--- Start of PROVIDED DATA ---

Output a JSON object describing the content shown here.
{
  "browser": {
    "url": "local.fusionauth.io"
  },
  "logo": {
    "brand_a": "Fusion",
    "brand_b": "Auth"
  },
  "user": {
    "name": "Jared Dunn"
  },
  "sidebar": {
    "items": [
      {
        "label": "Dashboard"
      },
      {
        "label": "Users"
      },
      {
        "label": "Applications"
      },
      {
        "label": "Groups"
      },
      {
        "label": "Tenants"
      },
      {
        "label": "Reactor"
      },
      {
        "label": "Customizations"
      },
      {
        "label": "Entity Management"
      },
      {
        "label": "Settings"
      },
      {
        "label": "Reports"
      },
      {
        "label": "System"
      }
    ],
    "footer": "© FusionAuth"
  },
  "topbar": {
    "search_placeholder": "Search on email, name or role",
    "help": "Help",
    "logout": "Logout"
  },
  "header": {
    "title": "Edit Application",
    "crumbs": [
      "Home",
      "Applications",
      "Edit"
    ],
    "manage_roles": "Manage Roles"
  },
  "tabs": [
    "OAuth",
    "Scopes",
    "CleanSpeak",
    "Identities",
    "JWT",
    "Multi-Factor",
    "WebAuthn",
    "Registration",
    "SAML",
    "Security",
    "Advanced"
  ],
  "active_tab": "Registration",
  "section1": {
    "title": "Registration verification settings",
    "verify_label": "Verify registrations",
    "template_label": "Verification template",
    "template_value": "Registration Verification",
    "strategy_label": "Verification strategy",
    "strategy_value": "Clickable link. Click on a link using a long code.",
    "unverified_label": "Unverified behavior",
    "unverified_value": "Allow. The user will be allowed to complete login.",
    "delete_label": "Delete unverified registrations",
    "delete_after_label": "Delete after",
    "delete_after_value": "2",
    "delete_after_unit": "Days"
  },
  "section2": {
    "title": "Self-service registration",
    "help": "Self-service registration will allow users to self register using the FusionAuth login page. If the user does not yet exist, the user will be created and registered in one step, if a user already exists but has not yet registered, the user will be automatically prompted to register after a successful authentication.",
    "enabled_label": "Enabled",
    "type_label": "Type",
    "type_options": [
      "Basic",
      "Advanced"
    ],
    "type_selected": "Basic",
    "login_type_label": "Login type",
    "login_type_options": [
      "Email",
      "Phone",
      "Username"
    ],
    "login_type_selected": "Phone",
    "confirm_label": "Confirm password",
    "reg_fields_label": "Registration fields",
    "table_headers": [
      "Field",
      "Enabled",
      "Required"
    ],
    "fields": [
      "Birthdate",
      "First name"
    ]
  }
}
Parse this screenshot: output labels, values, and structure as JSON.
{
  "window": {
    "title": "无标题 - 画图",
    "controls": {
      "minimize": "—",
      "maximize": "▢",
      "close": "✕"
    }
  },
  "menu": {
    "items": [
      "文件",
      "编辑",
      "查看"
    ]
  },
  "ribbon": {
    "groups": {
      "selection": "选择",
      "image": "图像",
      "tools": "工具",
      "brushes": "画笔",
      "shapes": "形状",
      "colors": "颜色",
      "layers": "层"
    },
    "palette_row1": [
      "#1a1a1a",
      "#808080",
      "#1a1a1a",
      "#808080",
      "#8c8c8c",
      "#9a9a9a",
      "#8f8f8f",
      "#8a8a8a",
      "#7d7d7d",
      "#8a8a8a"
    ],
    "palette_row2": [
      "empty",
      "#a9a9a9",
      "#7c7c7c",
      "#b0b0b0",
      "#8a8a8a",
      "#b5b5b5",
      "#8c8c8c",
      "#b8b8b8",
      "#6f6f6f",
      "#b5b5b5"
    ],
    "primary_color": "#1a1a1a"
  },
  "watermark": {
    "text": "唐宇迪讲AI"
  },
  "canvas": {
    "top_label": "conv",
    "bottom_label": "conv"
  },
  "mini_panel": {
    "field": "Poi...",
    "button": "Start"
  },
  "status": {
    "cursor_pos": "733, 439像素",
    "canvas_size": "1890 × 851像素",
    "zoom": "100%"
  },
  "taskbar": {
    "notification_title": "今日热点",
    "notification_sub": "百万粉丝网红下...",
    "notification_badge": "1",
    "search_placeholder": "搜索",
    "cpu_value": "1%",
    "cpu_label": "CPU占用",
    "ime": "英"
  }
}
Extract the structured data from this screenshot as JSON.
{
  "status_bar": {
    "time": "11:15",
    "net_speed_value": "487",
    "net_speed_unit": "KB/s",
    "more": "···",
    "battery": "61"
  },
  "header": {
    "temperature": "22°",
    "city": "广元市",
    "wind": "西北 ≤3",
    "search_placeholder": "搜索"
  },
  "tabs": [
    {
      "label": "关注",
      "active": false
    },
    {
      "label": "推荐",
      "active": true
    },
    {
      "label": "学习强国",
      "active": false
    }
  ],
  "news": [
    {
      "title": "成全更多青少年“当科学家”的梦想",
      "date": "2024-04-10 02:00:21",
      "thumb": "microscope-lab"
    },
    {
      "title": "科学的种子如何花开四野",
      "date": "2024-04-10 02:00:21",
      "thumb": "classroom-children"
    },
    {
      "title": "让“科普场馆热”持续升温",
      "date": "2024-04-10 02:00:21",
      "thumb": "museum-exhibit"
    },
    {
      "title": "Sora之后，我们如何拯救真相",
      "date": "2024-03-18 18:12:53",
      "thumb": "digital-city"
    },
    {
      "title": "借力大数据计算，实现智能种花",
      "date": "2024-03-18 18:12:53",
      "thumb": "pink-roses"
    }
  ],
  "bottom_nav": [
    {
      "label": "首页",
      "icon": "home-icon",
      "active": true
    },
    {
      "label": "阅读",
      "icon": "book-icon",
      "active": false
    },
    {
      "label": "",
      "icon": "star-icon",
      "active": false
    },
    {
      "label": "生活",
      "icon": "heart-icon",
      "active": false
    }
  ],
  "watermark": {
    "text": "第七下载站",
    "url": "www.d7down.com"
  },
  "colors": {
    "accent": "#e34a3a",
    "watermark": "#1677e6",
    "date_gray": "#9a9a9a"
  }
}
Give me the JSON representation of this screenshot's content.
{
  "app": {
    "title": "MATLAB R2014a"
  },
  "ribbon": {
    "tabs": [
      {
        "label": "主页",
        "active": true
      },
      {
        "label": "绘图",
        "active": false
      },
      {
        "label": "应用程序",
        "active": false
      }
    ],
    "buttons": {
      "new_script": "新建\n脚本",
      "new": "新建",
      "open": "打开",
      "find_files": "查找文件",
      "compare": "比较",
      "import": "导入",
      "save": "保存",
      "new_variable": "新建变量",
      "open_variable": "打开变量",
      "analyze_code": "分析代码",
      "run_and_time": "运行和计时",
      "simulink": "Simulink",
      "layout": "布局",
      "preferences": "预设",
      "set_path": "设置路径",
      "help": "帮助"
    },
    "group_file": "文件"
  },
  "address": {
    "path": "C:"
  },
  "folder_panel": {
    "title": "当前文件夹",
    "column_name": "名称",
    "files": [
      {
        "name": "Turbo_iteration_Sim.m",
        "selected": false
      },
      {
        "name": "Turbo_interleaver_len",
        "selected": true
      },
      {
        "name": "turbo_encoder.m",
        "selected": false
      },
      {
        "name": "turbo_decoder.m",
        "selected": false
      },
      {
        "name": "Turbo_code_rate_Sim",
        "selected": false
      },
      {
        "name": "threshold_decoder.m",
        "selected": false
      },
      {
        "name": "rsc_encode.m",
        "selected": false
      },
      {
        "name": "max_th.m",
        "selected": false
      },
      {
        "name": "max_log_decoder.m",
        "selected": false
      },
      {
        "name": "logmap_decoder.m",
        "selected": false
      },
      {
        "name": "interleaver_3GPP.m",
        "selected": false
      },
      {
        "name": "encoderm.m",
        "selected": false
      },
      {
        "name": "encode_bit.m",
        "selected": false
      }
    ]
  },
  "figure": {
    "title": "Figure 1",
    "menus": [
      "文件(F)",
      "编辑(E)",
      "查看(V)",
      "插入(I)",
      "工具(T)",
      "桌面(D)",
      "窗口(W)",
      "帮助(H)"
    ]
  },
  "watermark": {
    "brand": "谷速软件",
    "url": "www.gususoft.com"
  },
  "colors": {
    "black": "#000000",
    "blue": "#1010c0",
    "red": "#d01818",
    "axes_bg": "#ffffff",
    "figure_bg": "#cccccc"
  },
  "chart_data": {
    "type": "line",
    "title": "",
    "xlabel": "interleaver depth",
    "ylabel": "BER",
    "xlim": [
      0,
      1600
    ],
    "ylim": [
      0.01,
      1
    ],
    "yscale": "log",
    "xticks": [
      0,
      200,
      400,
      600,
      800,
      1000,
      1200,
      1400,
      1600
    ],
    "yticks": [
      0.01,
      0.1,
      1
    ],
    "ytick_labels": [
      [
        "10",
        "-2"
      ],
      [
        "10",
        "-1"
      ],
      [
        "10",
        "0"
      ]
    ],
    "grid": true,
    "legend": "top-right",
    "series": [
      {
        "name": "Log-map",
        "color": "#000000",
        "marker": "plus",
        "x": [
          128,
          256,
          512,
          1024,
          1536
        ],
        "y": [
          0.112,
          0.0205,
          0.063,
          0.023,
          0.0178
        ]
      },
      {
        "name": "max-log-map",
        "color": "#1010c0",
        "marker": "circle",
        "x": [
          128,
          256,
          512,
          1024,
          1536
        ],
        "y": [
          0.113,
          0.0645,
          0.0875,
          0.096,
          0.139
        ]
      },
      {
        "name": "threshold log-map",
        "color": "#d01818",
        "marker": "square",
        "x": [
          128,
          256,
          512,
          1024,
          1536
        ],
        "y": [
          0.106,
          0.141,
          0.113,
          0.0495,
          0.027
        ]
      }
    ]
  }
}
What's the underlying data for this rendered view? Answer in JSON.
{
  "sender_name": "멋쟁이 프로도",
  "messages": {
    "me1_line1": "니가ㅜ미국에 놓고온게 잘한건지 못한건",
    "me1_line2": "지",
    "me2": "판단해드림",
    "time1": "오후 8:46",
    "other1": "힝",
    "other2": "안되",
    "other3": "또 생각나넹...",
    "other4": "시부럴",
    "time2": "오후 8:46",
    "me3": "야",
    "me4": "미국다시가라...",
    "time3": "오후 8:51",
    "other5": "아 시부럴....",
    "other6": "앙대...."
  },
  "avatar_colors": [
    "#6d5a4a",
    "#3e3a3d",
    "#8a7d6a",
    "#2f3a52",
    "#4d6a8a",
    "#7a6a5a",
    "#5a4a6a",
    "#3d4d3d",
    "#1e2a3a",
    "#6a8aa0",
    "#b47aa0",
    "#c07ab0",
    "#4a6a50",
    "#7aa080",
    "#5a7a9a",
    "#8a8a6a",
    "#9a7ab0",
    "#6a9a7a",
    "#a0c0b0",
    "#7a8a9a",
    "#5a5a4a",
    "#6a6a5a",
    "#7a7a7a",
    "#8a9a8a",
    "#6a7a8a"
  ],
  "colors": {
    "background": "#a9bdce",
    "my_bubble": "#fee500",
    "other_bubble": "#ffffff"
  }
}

--- End of PROVIDED DATA ---

TASK OBJECTIVE. Extract all lines that hold the word "will".

RESPONSE BELOW.
    "unverified_value": "Allow. The user will be allowed to complete login.",
    "help": "Self-service registration will allow users to self register using the FusionAuth login page. If the user does not yet exist, the user will be created and registered in one step, if a user already exists but has not yet registered, the user will be automatically prompted to register after a successful authentication.",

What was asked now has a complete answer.